Goal: Among the records below, find each line that includes the string "right" and copy it.
begin Records shown
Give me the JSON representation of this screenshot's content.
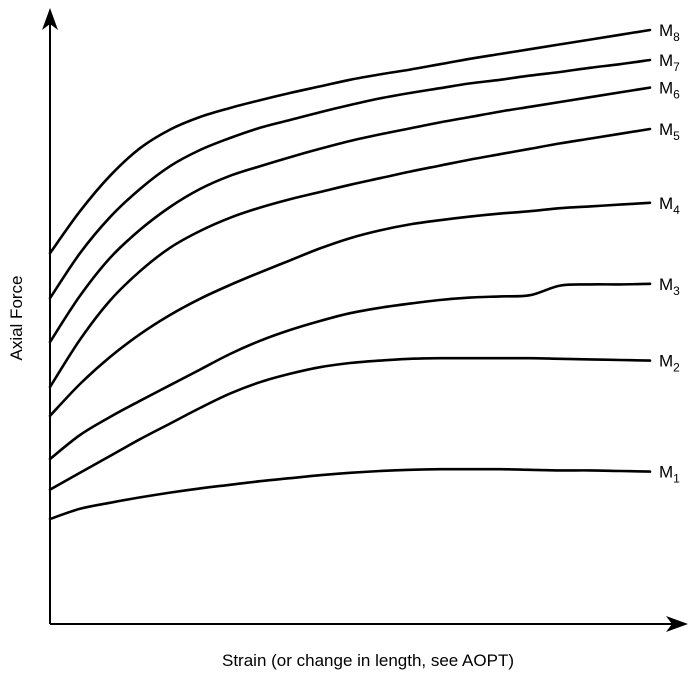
{
  "chart_data": {
    "type": "line",
    "title": "",
    "xlabel": "Strain (or change in length, see AOPT)",
    "ylabel": "Axial Force",
    "grid": false,
    "legend": "series labels at right end of each line",
    "xlim": [
      0,
      100
    ],
    "ylim": [
      0,
      100
    ],
    "x": [
      0,
      5,
      10,
      15,
      20,
      25,
      30,
      35,
      40,
      45,
      50,
      55,
      60,
      65,
      70,
      75,
      80,
      85,
      90,
      95,
      100
    ],
    "series": [
      {
        "name": "M8",
        "label_main": "M",
        "label_sub": "8",
        "values": [
          61.8,
          68.8,
          74.7,
          79.3,
          82.4,
          84.5,
          86.0,
          87.3,
          88.5,
          89.6,
          90.7,
          91.6,
          92.4,
          93.3,
          94.2,
          95.0,
          95.8,
          96.6,
          97.4,
          98.2,
          99.0
        ]
      },
      {
        "name": "M7",
        "label_main": "M",
        "label_sub": "7",
        "values": [
          54.3,
          61.8,
          67.8,
          72.5,
          76.3,
          79.0,
          81.0,
          82.7,
          84.0,
          85.3,
          86.5,
          87.6,
          88.5,
          89.3,
          90.1,
          90.7,
          91.4,
          92.0,
          92.7,
          93.3,
          94.0
        ]
      },
      {
        "name": "M6",
        "label_main": "M",
        "label_sub": "6",
        "values": [
          47.0,
          54.7,
          61.0,
          65.7,
          69.5,
          72.5,
          74.7,
          76.3,
          77.8,
          79.2,
          80.5,
          81.6,
          82.6,
          83.6,
          84.5,
          85.4,
          86.2,
          87.0,
          87.8,
          88.6,
          89.4
        ]
      },
      {
        "name": "M5",
        "label_main": "M",
        "label_sub": "5",
        "values": [
          39.5,
          47.4,
          53.9,
          58.8,
          62.7,
          65.5,
          67.7,
          69.4,
          70.8,
          72.0,
          73.2,
          74.3,
          75.4,
          76.4,
          77.4,
          78.3,
          79.2,
          80.1,
          80.9,
          81.7,
          82.5
        ]
      },
      {
        "name": "M4",
        "label_main": "M",
        "label_sub": "4",
        "values": [
          34.7,
          40.0,
          44.5,
          48.3,
          51.5,
          54.2,
          56.5,
          58.6,
          60.6,
          62.6,
          64.3,
          65.6,
          66.6,
          67.3,
          67.9,
          68.4,
          68.8,
          69.3,
          69.6,
          69.9,
          70.2
        ]
      },
      {
        "name": "M3",
        "label_main": "M",
        "label_sub": "3",
        "values": [
          27.5,
          31.5,
          34.5,
          37.2,
          39.8,
          42.4,
          45.0,
          47.2,
          49.0,
          50.5,
          51.8,
          52.7,
          53.4,
          54.0,
          54.4,
          54.6,
          54.8,
          56.4,
          56.6,
          56.6,
          56.7
        ]
      },
      {
        "name": "M2",
        "label_main": "M",
        "label_sub": "2",
        "values": [
          22.4,
          25.2,
          28.0,
          30.8,
          33.4,
          36.0,
          38.4,
          40.3,
          41.7,
          42.8,
          43.5,
          43.9,
          44.2,
          44.3,
          44.3,
          44.3,
          44.3,
          44.2,
          44.1,
          44.0,
          43.9
        ]
      },
      {
        "name": "M1",
        "label_main": "M",
        "label_sub": "1",
        "values": [
          17.5,
          19.2,
          20.2,
          21.1,
          21.9,
          22.6,
          23.2,
          23.8,
          24.3,
          24.8,
          25.2,
          25.5,
          25.7,
          25.8,
          25.8,
          25.8,
          25.7,
          25.6,
          25.6,
          25.5,
          25.4
        ]
      }
    ]
  }
}
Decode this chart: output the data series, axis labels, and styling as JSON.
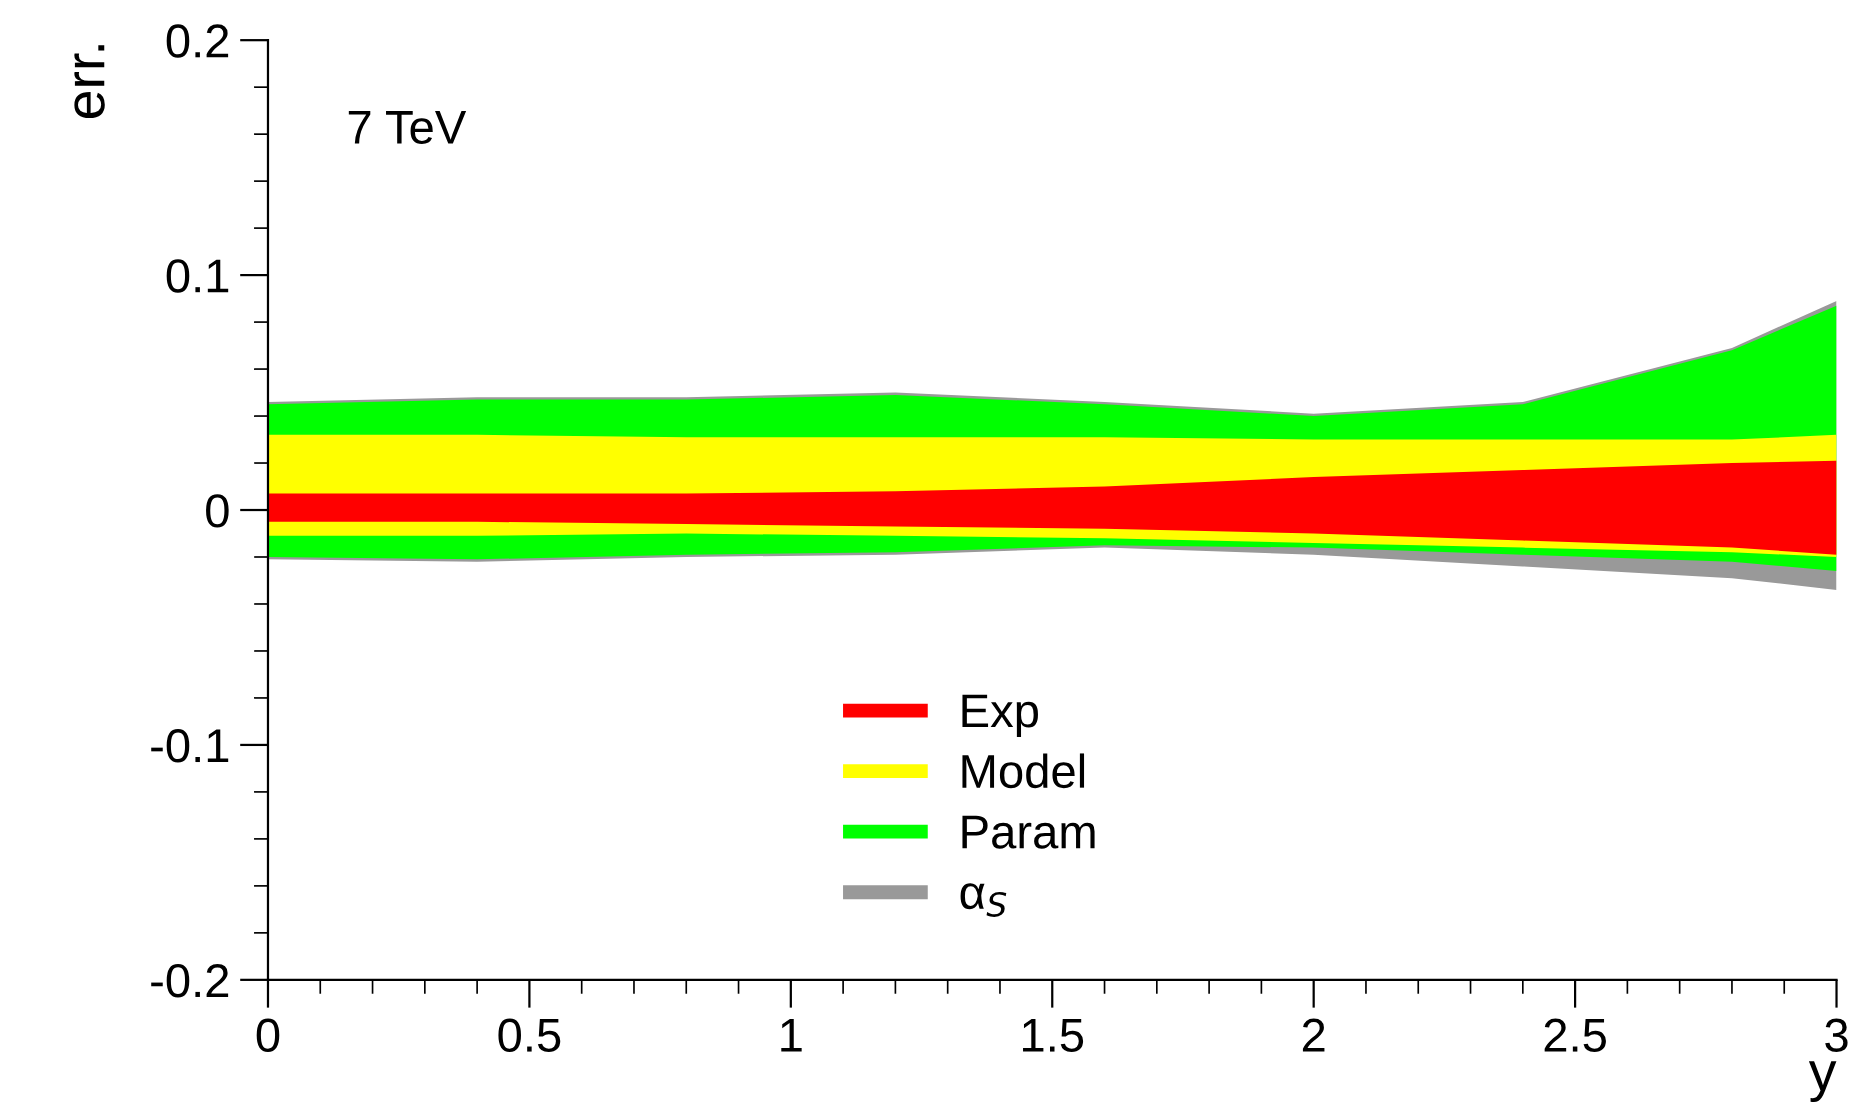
{
  "chart_data": {
    "type": "area",
    "ylabel": "err.",
    "xlabel": "y",
    "annotations": [
      "7 TeV"
    ],
    "x": [
      0,
      0.4,
      0.8,
      1.2,
      1.6,
      2.0,
      2.4,
      2.8,
      3.0
    ],
    "xlim": [
      0,
      3
    ],
    "xticks": [
      0,
      0.5,
      1,
      1.5,
      2,
      2.5,
      3
    ],
    "ylim": [
      -0.2,
      0.2
    ],
    "yticks": [
      -0.2,
      -0.1,
      0,
      0.1,
      0.2
    ],
    "grid": false,
    "legend": "bottom",
    "series": [
      {
        "name": "α$_{S}$",
        "color": "#999999",
        "values": [
          null,
          null,
          null,
          null,
          null,
          null,
          null,
          null,
          null
        ],
        "upper": [
          0.046,
          0.048,
          0.048,
          0.05,
          0.046,
          0.041,
          0.046,
          0.069,
          0.089
        ],
        "lower": [
          -0.021,
          -0.022,
          -0.02,
          -0.019,
          -0.016,
          -0.019,
          -0.024,
          -0.029,
          -0.034
        ]
      },
      {
        "name": "Param",
        "color": "#00ff00",
        "values": [
          null,
          null,
          null,
          null,
          null,
          null,
          null,
          null,
          null
        ],
        "upper": [
          0.045,
          0.047,
          0.047,
          0.049,
          0.045,
          0.04,
          0.045,
          0.068,
          0.087
        ],
        "lower": [
          -0.02,
          -0.021,
          -0.019,
          -0.018,
          -0.015,
          -0.016,
          -0.019,
          -0.022,
          -0.026
        ]
      },
      {
        "name": "Model",
        "color": "#ffff00",
        "values": [
          null,
          null,
          null,
          null,
          null,
          null,
          null,
          null,
          null
        ],
        "upper": [
          0.032,
          0.032,
          0.031,
          0.031,
          0.031,
          0.03,
          0.03,
          0.03,
          0.032
        ],
        "lower": [
          -0.011,
          -0.011,
          -0.01,
          -0.011,
          -0.012,
          -0.014,
          -0.016,
          -0.018,
          -0.02
        ]
      },
      {
        "name": "Exp",
        "color": "#ff0000",
        "values": [
          null,
          null,
          null,
          null,
          null,
          null,
          null,
          null,
          null
        ],
        "upper": [
          0.007,
          0.007,
          0.007,
          0.008,
          0.01,
          0.014,
          0.017,
          0.02,
          0.021
        ],
        "lower": [
          -0.005,
          -0.005,
          -0.006,
          -0.007,
          -0.008,
          -0.01,
          -0.013,
          -0.016,
          -0.019
        ]
      }
    ]
  }
}
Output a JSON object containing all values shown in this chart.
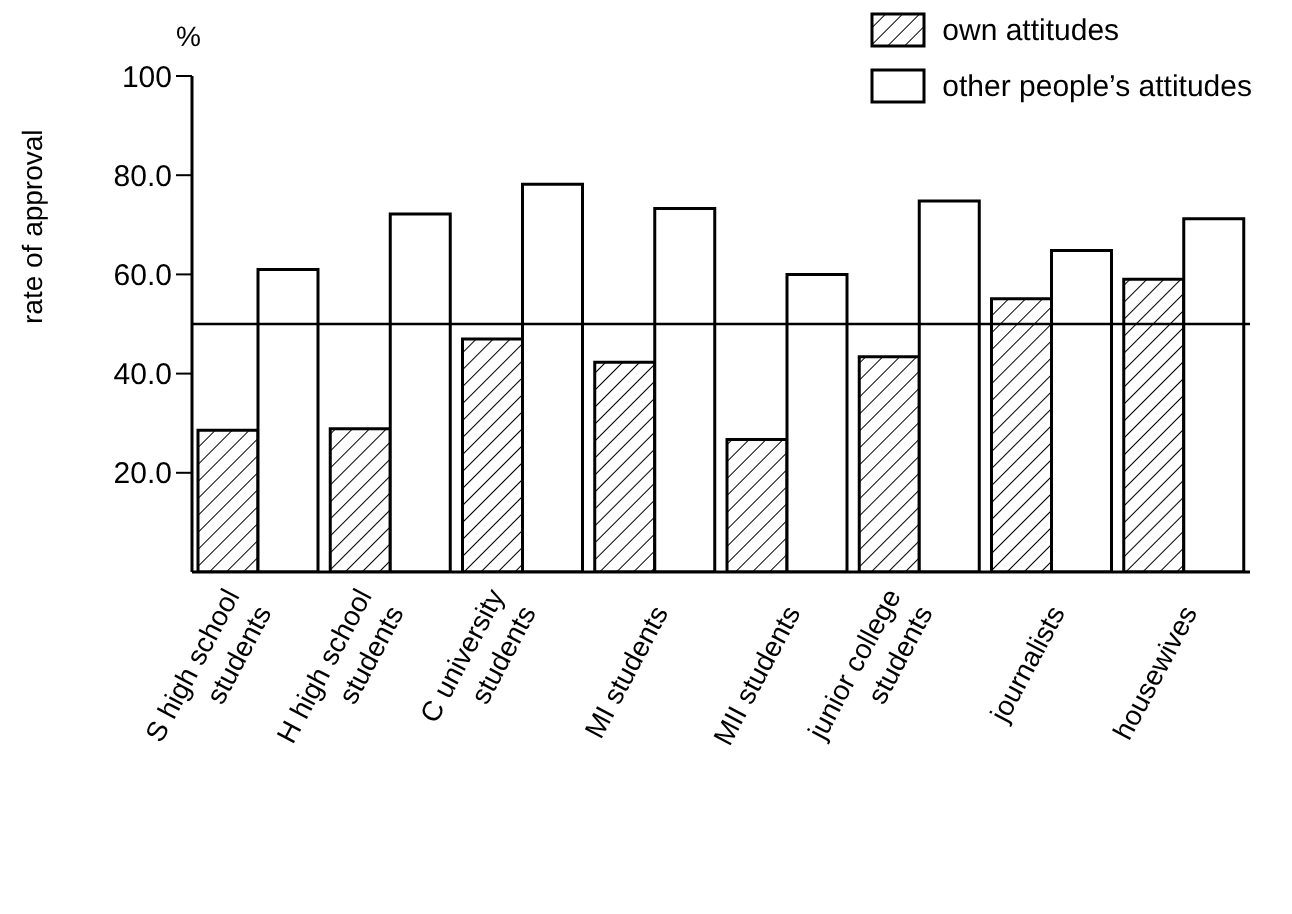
{
  "chart_data": {
    "type": "bar",
    "ylabel": "rate of approval",
    "annotations": [
      "%"
    ],
    "categories": [
      "S high school students",
      "H high school students",
      "C university students",
      "MI students",
      "MII students",
      "junior college students",
      "journalists",
      "housewives"
    ],
    "series": [
      {
        "name": "own attitudes",
        "color": "#000000",
        "values": [
          28.6,
          28.9,
          47.0,
          42.3,
          26.7,
          43.4,
          55.1,
          59.0
        ]
      },
      {
        "name": "other people’s attitudes",
        "color": "#ffffff",
        "values": [
          61.0,
          72.2,
          78.2,
          73.3,
          60.0,
          74.8,
          64.8,
          71.2
        ]
      }
    ],
    "ylim": [
      0,
      100
    ],
    "yticks": [
      {
        "value": 20,
        "label": "20.0"
      },
      {
        "value": 40,
        "label": "40.0"
      },
      {
        "value": 60,
        "label": "60.0"
      },
      {
        "value": 80,
        "label": "80.0"
      },
      100
    ],
    "ref_lines": [
      {
        "axis": "y",
        "value": 50,
        "color": "#000000"
      }
    ],
    "grid": false,
    "legend": "top right"
  }
}
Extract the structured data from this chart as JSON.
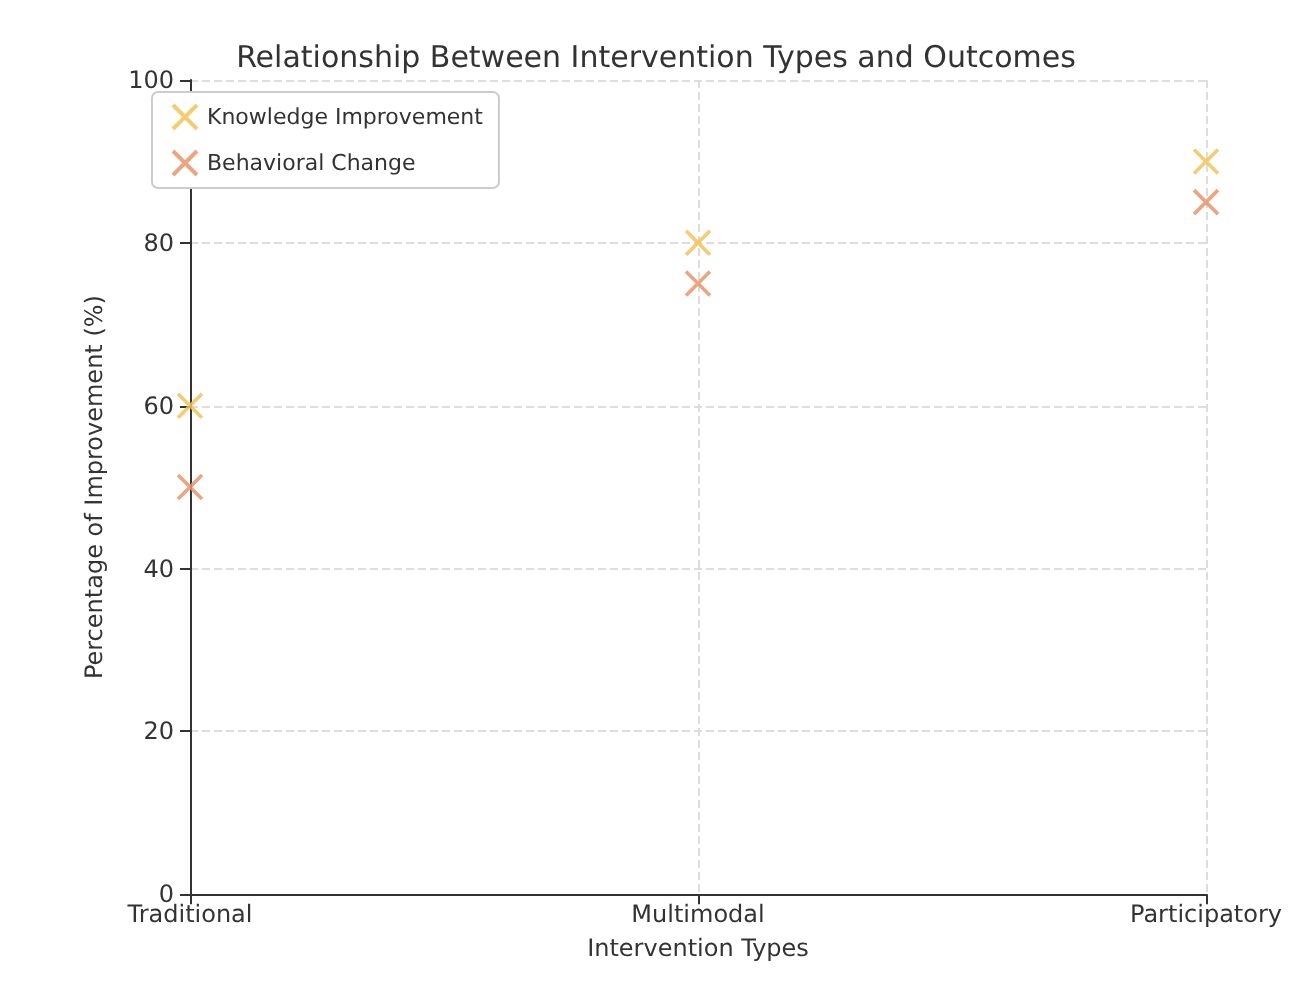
{
  "chart_data": {
    "type": "scatter",
    "title": "Relationship Between Intervention Types and Outcomes",
    "xlabel": "Intervention Types",
    "ylabel": "Percentage of Improvement (%)",
    "categories": [
      "Traditional",
      "Multimodal",
      "Participatory"
    ],
    "series": [
      {
        "name": "Knowledge Improvement",
        "color": "#f2c45a",
        "values": [
          60,
          80,
          90
        ]
      },
      {
        "name": "Behavioral Change",
        "color": "#e8956a",
        "values": [
          50,
          75,
          85
        ]
      }
    ],
    "ylim": [
      0,
      100
    ],
    "yticks": [
      0,
      20,
      40,
      60,
      80,
      100
    ],
    "grid": true,
    "legend": "top left",
    "marker": "cross"
  }
}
end Records shown
Reply:
    "legend": "series labels at right end of each line",
    "legend": "top right"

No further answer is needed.